STATED EXERCISE >> The data below is to be returned in full and exactly.

##### ENTRIES PROVIDED

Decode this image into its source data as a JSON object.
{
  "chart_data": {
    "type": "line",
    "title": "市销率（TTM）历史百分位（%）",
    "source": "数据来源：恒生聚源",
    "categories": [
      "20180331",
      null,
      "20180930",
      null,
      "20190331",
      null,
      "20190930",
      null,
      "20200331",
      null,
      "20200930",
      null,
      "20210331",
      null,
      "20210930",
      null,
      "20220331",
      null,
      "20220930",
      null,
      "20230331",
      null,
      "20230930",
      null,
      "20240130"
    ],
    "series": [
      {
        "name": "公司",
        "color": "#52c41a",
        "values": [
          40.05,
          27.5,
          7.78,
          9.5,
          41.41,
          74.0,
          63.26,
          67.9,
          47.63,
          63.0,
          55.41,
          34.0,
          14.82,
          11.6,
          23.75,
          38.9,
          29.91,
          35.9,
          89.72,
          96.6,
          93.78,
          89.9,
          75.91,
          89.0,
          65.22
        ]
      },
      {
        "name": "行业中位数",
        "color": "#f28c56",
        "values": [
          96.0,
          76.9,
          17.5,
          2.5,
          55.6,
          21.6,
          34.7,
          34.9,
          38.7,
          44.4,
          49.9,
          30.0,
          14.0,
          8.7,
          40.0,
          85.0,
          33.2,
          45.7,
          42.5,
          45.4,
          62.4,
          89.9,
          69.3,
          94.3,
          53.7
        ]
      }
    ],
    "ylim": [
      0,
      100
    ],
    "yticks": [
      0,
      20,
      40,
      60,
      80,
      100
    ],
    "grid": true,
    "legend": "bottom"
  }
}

##########

WRITTEN ANSWER >>
Decode this image into its source data as a JSON object.
{
  "chart_data": {
    "type": "line",
    "title": "市销率（TTM）历史百分位（%）",
    "source": "数据来源：恒生聚源",
    "categories": [
      "20180331",
      null,
      "20180930",
      null,
      "20190331",
      null,
      "20190930",
      null,
      "20200331",
      null,
      "20200930",
      null,
      "20210331",
      null,
      "20210930",
      null,
      "20220331",
      null,
      "20220930",
      null,
      "20230331",
      null,
      "20230930",
      null,
      "20240130"
    ],
    "series": [
      {
        "name": "公司",
        "color": "#52c41a",
        "values": [
          40.05,
          27.5,
          7.78,
          9.5,
          41.41,
          74.0,
          63.26,
          67.9,
          47.63,
          63.0,
          55.41,
          34.0,
          14.82,
          11.6,
          23.75,
          38.9,
          29.91,
          35.9,
          89.72,
          96.6,
          93.78,
          89.9,
          75.91,
          89.0,
          65.22
        ]
      },
      {
        "name": "行业中位数",
        "color": "#f28c56",
        "values": [
          96.0,
          76.9,
          17.5,
          2.5,
          55.6,
          21.6,
          34.7,
          34.9,
          38.7,
          44.4,
          49.9,
          30.0,
          14.0,
          8.7,
          40.0,
          85.0,
          33.2,
          45.7,
          42.5,
          45.4,
          62.4,
          89.9,
          69.3,
          94.3,
          53.7
        ]
      }
    ],
    "ylim": [
      0,
      100
    ],
    "yticks": [
      0,
      20,
      40,
      60,
      80,
      100
    ],
    "grid": true,
    "legend": "bottom"
  }
}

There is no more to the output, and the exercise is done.